┌─ GIVEN DATA

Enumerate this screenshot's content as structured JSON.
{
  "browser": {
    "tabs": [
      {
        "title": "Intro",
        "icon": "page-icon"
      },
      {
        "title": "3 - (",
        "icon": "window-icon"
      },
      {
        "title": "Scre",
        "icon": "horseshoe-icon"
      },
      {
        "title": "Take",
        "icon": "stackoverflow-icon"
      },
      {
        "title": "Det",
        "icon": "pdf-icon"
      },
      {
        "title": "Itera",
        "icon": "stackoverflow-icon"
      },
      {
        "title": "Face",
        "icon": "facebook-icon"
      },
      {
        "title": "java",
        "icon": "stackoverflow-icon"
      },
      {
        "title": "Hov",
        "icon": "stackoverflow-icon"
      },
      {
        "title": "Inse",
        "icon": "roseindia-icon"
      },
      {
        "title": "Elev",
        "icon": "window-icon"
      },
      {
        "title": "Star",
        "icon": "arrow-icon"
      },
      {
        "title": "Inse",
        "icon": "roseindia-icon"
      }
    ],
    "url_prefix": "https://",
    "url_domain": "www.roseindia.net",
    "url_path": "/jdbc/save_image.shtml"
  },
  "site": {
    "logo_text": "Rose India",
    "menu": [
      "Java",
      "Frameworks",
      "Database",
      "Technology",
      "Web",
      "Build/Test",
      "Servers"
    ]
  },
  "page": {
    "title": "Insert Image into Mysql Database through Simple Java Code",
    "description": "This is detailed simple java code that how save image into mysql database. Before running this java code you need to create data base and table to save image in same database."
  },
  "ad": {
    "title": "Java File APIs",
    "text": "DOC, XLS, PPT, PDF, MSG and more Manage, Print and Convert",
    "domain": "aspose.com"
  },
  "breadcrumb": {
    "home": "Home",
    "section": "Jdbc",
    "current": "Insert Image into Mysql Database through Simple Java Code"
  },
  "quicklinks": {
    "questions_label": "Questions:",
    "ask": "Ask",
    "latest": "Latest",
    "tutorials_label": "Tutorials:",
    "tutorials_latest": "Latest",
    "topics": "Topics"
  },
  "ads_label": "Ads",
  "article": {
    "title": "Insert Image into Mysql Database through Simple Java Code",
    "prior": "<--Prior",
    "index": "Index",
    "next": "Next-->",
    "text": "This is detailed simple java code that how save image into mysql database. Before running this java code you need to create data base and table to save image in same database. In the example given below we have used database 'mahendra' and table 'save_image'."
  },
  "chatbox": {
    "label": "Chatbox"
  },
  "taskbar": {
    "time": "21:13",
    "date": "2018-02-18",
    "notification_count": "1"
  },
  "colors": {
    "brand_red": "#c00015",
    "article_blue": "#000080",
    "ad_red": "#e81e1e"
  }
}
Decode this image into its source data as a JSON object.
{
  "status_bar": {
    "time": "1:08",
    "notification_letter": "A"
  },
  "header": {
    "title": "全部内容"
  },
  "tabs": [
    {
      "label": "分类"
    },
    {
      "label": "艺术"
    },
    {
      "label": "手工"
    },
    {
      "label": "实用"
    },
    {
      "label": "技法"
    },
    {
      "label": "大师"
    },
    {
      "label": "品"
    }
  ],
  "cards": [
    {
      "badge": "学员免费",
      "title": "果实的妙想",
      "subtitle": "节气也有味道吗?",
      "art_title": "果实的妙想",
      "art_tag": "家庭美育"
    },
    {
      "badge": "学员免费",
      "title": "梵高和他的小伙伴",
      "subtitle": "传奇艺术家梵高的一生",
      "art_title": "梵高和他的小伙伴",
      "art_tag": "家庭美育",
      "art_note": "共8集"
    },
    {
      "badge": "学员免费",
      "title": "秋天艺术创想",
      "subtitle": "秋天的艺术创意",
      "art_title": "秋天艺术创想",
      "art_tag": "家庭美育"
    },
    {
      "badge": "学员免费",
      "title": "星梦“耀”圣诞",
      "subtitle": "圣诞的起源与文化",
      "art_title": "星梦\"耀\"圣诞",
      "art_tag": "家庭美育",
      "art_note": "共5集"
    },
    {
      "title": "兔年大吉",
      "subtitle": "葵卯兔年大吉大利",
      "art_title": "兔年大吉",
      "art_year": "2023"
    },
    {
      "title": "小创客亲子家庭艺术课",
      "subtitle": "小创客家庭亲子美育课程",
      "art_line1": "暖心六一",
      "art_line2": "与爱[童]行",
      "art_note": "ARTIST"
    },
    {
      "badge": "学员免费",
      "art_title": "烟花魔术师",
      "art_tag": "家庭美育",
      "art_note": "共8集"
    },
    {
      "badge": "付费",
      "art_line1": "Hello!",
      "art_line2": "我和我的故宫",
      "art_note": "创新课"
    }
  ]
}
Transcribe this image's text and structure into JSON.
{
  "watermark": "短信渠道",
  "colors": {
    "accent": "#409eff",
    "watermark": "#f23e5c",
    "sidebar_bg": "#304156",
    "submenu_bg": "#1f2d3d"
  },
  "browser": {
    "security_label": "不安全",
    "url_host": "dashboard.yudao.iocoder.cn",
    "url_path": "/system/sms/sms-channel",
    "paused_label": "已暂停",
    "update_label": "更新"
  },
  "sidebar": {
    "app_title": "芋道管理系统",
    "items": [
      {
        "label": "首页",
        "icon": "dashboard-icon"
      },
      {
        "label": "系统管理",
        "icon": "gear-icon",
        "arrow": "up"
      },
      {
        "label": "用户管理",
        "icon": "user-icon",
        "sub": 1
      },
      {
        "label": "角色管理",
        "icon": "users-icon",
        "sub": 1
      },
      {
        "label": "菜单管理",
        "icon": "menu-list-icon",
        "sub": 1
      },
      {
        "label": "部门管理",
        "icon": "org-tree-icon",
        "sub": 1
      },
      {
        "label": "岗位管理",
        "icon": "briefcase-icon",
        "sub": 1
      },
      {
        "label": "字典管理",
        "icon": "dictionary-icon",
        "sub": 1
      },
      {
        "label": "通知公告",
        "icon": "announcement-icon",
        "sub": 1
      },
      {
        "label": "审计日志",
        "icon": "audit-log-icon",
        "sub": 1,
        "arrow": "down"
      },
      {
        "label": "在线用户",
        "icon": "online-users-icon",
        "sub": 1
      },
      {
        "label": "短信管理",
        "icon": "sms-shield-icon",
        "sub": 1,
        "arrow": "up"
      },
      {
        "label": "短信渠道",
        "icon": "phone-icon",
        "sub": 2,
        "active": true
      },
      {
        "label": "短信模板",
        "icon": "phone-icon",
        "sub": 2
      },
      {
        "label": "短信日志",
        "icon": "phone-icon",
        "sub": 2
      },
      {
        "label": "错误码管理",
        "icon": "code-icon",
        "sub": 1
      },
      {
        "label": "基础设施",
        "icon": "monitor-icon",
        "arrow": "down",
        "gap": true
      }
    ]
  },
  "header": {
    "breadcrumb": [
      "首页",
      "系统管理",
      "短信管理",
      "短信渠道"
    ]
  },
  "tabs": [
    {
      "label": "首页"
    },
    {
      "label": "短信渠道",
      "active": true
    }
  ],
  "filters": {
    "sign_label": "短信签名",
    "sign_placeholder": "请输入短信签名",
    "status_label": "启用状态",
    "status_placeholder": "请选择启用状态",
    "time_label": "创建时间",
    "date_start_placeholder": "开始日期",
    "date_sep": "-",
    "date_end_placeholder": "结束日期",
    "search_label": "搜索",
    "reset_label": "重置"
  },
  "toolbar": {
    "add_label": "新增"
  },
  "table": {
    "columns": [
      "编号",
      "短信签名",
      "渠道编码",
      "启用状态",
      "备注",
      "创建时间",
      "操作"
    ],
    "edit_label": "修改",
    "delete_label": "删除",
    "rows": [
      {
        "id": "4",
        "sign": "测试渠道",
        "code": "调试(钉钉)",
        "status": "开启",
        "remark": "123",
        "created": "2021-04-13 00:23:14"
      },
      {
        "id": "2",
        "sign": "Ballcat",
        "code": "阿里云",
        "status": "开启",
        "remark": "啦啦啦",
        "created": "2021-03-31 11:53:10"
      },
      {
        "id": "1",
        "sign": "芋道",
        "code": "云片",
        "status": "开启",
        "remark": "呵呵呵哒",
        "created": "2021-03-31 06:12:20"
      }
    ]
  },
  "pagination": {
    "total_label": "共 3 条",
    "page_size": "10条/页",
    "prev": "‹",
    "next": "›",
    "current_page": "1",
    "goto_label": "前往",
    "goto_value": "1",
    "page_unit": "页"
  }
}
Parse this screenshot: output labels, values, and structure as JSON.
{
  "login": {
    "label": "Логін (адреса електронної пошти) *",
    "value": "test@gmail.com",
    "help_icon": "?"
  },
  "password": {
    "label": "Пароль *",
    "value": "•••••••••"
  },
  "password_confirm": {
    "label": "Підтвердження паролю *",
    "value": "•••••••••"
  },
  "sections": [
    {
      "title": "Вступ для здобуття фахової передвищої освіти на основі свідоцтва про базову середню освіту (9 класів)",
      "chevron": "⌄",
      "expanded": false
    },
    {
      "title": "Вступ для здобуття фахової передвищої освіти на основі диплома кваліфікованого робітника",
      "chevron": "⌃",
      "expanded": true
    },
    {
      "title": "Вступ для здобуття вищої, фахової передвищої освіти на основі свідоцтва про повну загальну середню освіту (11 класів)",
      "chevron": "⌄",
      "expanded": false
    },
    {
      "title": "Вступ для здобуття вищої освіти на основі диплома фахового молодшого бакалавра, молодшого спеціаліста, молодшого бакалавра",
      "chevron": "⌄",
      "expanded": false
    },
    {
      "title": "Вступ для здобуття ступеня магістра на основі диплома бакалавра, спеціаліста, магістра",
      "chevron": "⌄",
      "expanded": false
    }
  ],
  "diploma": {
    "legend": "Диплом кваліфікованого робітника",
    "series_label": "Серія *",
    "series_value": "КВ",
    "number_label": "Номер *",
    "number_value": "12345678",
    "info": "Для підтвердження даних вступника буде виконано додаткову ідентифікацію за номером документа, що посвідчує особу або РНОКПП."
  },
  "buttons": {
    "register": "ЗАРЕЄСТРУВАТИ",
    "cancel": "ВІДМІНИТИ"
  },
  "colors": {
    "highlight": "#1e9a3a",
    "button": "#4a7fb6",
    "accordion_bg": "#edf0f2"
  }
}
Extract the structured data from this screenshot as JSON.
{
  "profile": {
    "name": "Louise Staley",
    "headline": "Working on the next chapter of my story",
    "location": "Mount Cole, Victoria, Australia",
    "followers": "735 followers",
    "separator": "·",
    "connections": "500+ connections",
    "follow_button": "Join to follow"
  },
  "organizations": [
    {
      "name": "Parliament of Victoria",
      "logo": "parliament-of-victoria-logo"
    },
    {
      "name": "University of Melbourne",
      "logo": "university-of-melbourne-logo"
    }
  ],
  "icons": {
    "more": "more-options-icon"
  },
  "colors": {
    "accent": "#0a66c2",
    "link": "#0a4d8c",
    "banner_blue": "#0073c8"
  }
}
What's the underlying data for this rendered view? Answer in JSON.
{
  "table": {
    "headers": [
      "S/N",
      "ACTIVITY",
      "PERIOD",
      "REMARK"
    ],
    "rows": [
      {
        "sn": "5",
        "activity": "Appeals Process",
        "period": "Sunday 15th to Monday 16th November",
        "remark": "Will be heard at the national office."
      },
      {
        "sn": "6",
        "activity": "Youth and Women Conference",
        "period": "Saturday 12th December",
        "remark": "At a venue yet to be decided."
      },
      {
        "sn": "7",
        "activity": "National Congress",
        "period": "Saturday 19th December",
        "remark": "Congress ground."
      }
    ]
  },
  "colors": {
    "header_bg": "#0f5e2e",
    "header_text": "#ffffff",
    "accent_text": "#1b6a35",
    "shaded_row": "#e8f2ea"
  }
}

└─

SHORT PROBLEM:
Gather every line from the listing above in which "робітника" appears, and copy those lines.

SOLVED PROBLEM:
      "title": "Вступ для здобуття фахової передвищої освіти на основі диплома кваліфікованого робітника",
    "legend": "Диплом кваліфікованого робітника",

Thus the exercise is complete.